**JOB**
Repeat every record below exactly, leaving out the pictures.

**GIVEN DATA**
·····
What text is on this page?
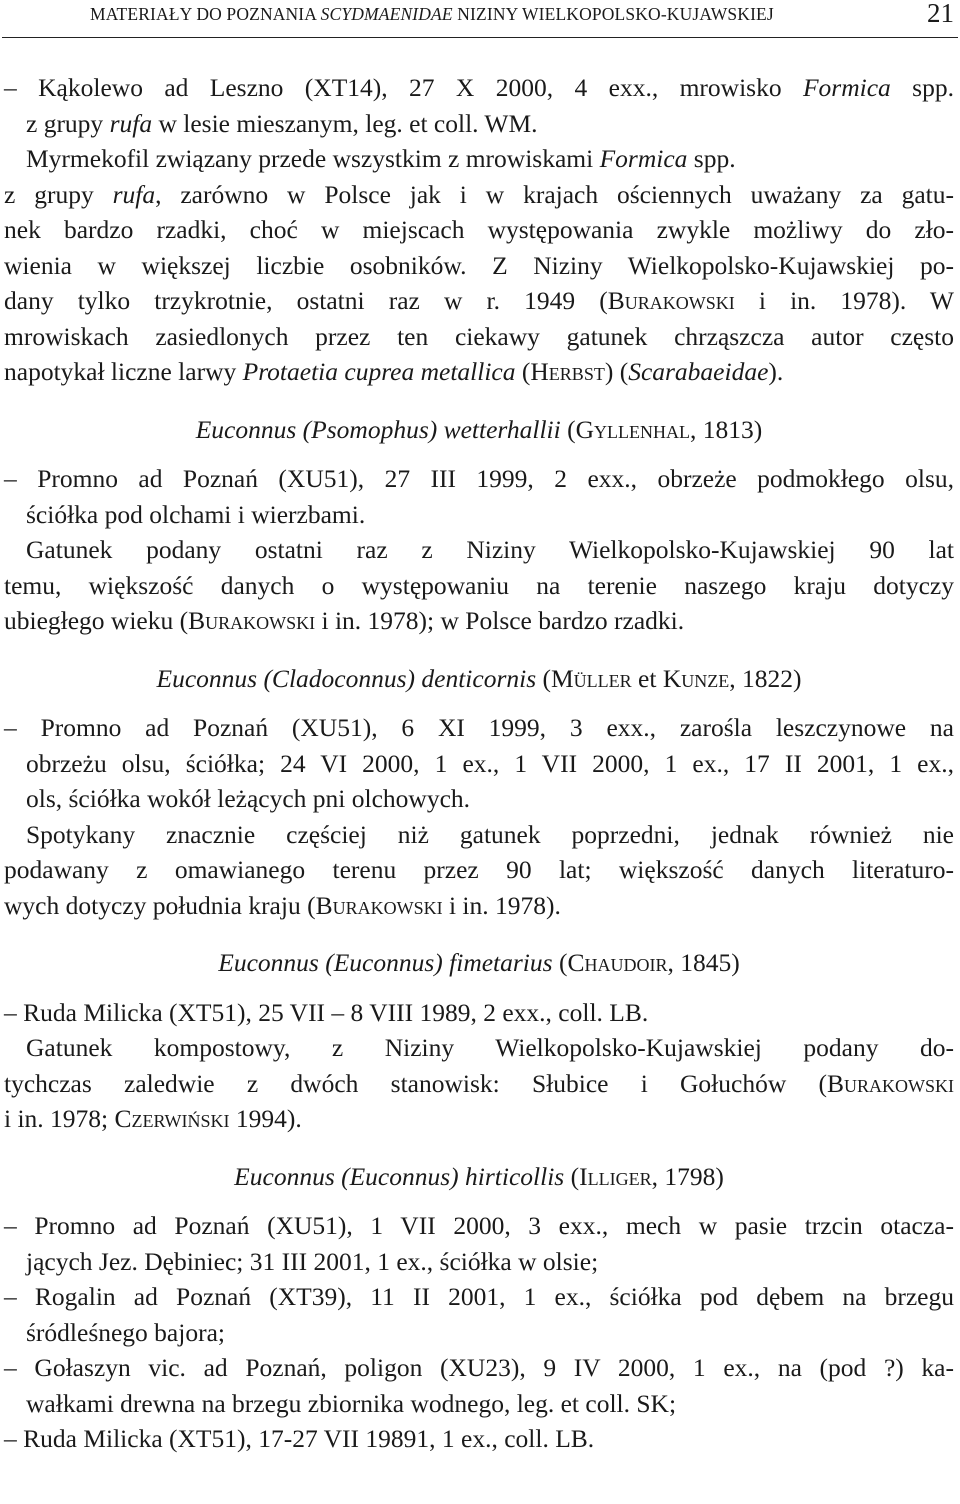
MATERIAŁY DO POZNANIA SCYDMAENIDAE NIZINY WIELKOPOLSKO-KUJAWSKIEJ	21
– Kąkolewo ad Leszno (XT14), 27 X 2000, 4 exx., mrowisko Formica spp.
z grupy rufa w lesie mieszanym, leg. et coll. WM.
Myrmekofil związany przede wszystkim z mrowiskami Formica spp.
z grupy rufa, zarówno w Polsce jak i w krajach ościennych uważany za gatu-
nek bardzo rzadki, choć w miejscach występowania zwykle możliwy do zło-
wienia w większej liczbie osobników. Z Niziny Wielkopolsko-Kujawskiej po-
dany tylko trzykrotnie, ostatni raz w r. 1949 (Burakowski i in. 1978). W
mrowiskach zasiedlonych przez ten ciekawy gatunek chrząszcza autor często
napotykał liczne larwy Protaetia cuprea metallica (Herbst) (Scarabaeidae).
Euconnus (Psomophus) wetterhallii (Gyllenhal, 1813)
– Promno ad Poznań (XU51), 27 III 1999, 2 exx., obrzeże podmokłego olsu,
ściółka pod olchami i wierzbami.
Gatunek podany ostatni raz z Niziny Wielkopolsko-Kujawskiej 90 lat
temu, większość danych o występowaniu na terenie naszego kraju dotyczy
ubiegłego wieku (Burakowski i in. 1978); w Polsce bardzo rzadki.
Euconnus (Cladoconnus) denticornis (Müller et Kunze, 1822)
– Promno ad Poznań (XU51), 6 XI 1999, 3 exx., zarośla leszczynowe na
obrzeżu olsu, ściółka; 24 VI 2000, 1 ex., 1 VII 2000, 1 ex., 17 II 2001, 1 ex.,
ols, ściółka wokół leżących pni olchowych.
Spotykany znacznie częściej niż gatunek poprzedni, jednak również nie
podawany z omawianego terenu przez 90 lat; większość danych literaturo-
wych dotyczy południa kraju (Burakowski i in. 1978).
Euconnus (Euconnus) fimetarius (Chaudoir, 1845)
– Ruda Milicka (XT51), 25 VII – 8 VIII 1989, 2 exx., coll. LB.
Gatunek kompostowy, z Niziny Wielkopolsko-Kujawskiej podany do-
tychczas zaledwie z dwóch stanowisk: Słubice i Gołuchów (Burakowski
i in. 1978; Czerwiński 1994).
Euconnus (Euconnus) hirticollis (Illiger, 1798)
– Promno ad Poznań (XU51), 1 VII 2000, 3 exx., mech w pasie trzcin otacza-
jących Jez. Dębiniec; 31 III 2001, 1 ex., ściółka w olsie;
– Rogalin ad Poznań (XT39), 11 II 2001, 1 ex., ściółka pod dębem na brzegu
śródleśnego bajora;
– Gołaszyn vic. ad Poznań, poligon (XU23), 9 IV 2000, 1 ex., na (pod ?) ka-
wałkami drewna na brzegu zbiornika wodnego, leg. et coll. SK;
– Ruda Milicka (XT51), 17-27 VII 19891, 1 ex., coll. LB.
·····
**TASK RESULT**
What text is on this page?
MATERIAŁY DO POZNANIA SCYDMAENIDAE NIZINY WIELKOPOLSKO-KUJAWSKIEJ	21
– Kąkolewo ad Leszno (XT14), 27 X 2000, 4 exx., mrowisko Formica spp.
z grupy rufa w lesie mieszanym, leg. et coll. WM.
Myrmekofil związany przede wszystkim z mrowiskami Formica spp.
z grupy rufa, zarówno w Polsce jak i w krajach ościennych uważany za gatu-
nek bardzo rzadki, choć w miejscach występowania zwykle możliwy do zło-
wienia w większej liczbie osobników. Z Niziny Wielkopolsko-Kujawskiej po-
dany tylko trzykrotnie, ostatni raz w r. 1949 (Burakowski i in. 1978). W
mrowiskach zasiedlonych przez ten ciekawy gatunek chrząszcza autor często
napotykał liczne larwy Protaetia cuprea metallica (Herbst) (Scarabaeidae).
Euconnus (Psomophus) wetterhallii (Gyllenhal, 1813)
– Promno ad Poznań (XU51), 27 III 1999, 2 exx., obrzeże podmokłego olsu,
ściółka pod olchami i wierzbami.
Gatunek podany ostatni raz z Niziny Wielkopolsko-Kujawskiej 90 lat
temu, większość danych o występowaniu na terenie naszego kraju dotyczy
ubiegłego wieku (Burakowski i in. 1978); w Polsce bardzo rzadki.
Euconnus (Cladoconnus) denticornis (Müller et Kunze, 1822)
– Promno ad Poznań (XU51), 6 XI 1999, 3 exx., zarośla leszczynowe na
obrzeżu olsu, ściółka; 24 VI 2000, 1 ex., 1 VII 2000, 1 ex., 17 II 2001, 1 ex.,
ols, ściółka wokół leżących pni olchowych.
Spotykany znacznie częściej niż gatunek poprzedni, jednak również nie
podawany z omawianego terenu przez 90 lat; większość danych literaturo-
wych dotyczy południa kraju (Burakowski i in. 1978).
Euconnus (Euconnus) fimetarius (Chaudoir, 1845)
– Ruda Milicka (XT51), 25 VII – 8 VIII 1989, 2 exx., coll. LB.
Gatunek kompostowy, z Niziny Wielkopolsko-Kujawskiej podany do-
tychczas zaledwie z dwóch stanowisk: Słubice i Gołuchów (Burakowski
i in. 1978; Czerwiński 1994).
Euconnus (Euconnus) hirticollis (Illiger, 1798)
– Promno ad Poznań (XU51), 1 VII 2000, 3 exx., mech w pasie trzcin otacza-
jących Jez. Dębiniec; 31 III 2001, 1 ex., ściółka w olsie;
– Rogalin ad Poznań (XT39), 11 II 2001, 1 ex., ściółka pod dębem na brzegu
śródleśnego bajora;
– Gołaszyn vic. ad Poznań, poligon (XU23), 9 IV 2000, 1 ex., na (pod ?) ka-
wałkami drewna na brzegu zbiornika wodnego, leg. et coll. SK;
– Ruda Milicka (XT51), 17-27 VII 19891, 1 ex., coll. LB.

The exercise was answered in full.